> **WRITTEN INSTRUCTION**:
Pictures do not belong in the copy, so please give every entry below again exactly.

*** PROVIDED ENTRIES

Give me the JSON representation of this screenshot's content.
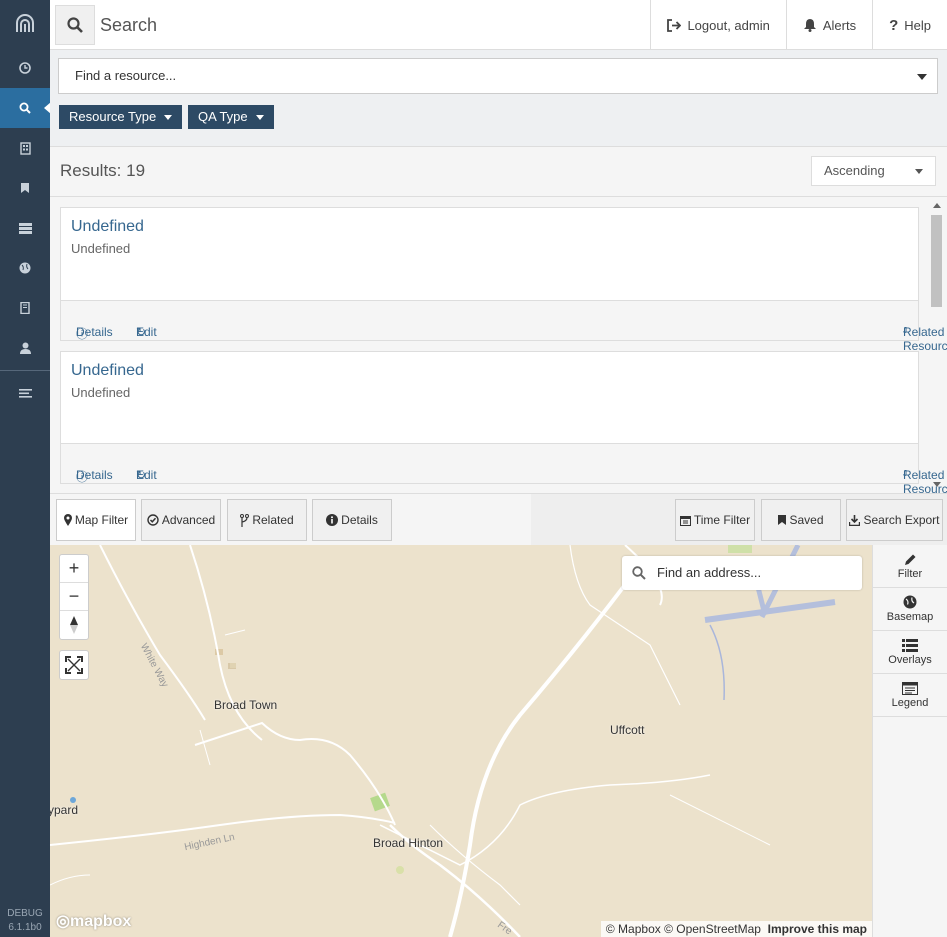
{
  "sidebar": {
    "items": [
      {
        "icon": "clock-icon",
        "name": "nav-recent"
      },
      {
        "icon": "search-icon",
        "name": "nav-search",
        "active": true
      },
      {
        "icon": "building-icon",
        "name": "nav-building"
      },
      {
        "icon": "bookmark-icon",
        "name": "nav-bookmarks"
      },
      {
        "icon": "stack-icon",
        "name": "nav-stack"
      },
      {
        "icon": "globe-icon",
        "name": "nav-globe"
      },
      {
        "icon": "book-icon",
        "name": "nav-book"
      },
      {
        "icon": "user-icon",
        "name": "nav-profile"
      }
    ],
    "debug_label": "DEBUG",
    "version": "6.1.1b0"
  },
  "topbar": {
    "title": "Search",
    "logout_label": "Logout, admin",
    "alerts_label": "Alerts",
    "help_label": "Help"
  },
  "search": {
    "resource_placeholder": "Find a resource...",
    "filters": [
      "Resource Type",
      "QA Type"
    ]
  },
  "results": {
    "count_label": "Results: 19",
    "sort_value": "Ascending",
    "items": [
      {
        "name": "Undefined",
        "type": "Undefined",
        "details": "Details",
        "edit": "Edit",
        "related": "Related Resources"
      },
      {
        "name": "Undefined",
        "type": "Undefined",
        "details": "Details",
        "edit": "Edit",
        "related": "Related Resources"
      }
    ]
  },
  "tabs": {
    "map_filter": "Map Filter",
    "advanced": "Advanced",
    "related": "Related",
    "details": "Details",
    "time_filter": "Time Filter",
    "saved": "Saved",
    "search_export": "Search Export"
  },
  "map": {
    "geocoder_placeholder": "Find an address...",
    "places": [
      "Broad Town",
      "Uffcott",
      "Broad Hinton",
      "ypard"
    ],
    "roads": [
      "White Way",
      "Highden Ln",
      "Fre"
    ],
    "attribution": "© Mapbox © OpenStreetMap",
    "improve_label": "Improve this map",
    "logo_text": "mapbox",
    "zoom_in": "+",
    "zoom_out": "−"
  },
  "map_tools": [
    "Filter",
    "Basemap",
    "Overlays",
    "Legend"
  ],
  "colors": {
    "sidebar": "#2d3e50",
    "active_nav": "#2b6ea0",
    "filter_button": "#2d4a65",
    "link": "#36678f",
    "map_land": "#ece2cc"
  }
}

******

> **RESULT BELOW**:
Give me the JSON representation of this screenshot's content.
{
  "sidebar": {
    "items": [
      {
        "icon": "clock-icon",
        "name": "nav-recent"
      },
      {
        "icon": "search-icon",
        "name": "nav-search",
        "active": true
      },
      {
        "icon": "building-icon",
        "name": "nav-building"
      },
      {
        "icon": "bookmark-icon",
        "name": "nav-bookmarks"
      },
      {
        "icon": "stack-icon",
        "name": "nav-stack"
      },
      {
        "icon": "globe-icon",
        "name": "nav-globe"
      },
      {
        "icon": "book-icon",
        "name": "nav-book"
      },
      {
        "icon": "user-icon",
        "name": "nav-profile"
      }
    ],
    "debug_label": "DEBUG",
    "version": "6.1.1b0"
  },
  "topbar": {
    "title": "Search",
    "logout_label": "Logout, admin",
    "alerts_label": "Alerts",
    "help_label": "Help"
  },
  "search": {
    "resource_placeholder": "Find a resource...",
    "filters": [
      "Resource Type",
      "QA Type"
    ]
  },
  "results": {
    "count_label": "Results: 19",
    "sort_value": "Ascending",
    "items": [
      {
        "name": "Undefined",
        "type": "Undefined",
        "details": "Details",
        "edit": "Edit",
        "related": "Related Resources"
      },
      {
        "name": "Undefined",
        "type": "Undefined",
        "details": "Details",
        "edit": "Edit",
        "related": "Related Resources"
      }
    ]
  },
  "tabs": {
    "map_filter": "Map Filter",
    "advanced": "Advanced",
    "related": "Related",
    "details": "Details",
    "time_filter": "Time Filter",
    "saved": "Saved",
    "search_export": "Search Export"
  },
  "map": {
    "geocoder_placeholder": "Find an address...",
    "places": [
      "Broad Town",
      "Uffcott",
      "Broad Hinton",
      "ypard"
    ],
    "roads": [
      "White Way",
      "Highden Ln",
      "Fre"
    ],
    "attribution": "© Mapbox © OpenStreetMap",
    "improve_label": "Improve this map",
    "logo_text": "mapbox",
    "zoom_in": "+",
    "zoom_out": "−"
  },
  "map_tools": [
    "Filter",
    "Basemap",
    "Overlays",
    "Legend"
  ],
  "colors": {
    "sidebar": "#2d3e50",
    "active_nav": "#2b6ea0",
    "filter_button": "#2d4a65",
    "link": "#36678f",
    "map_land": "#ece2cc"
  }
}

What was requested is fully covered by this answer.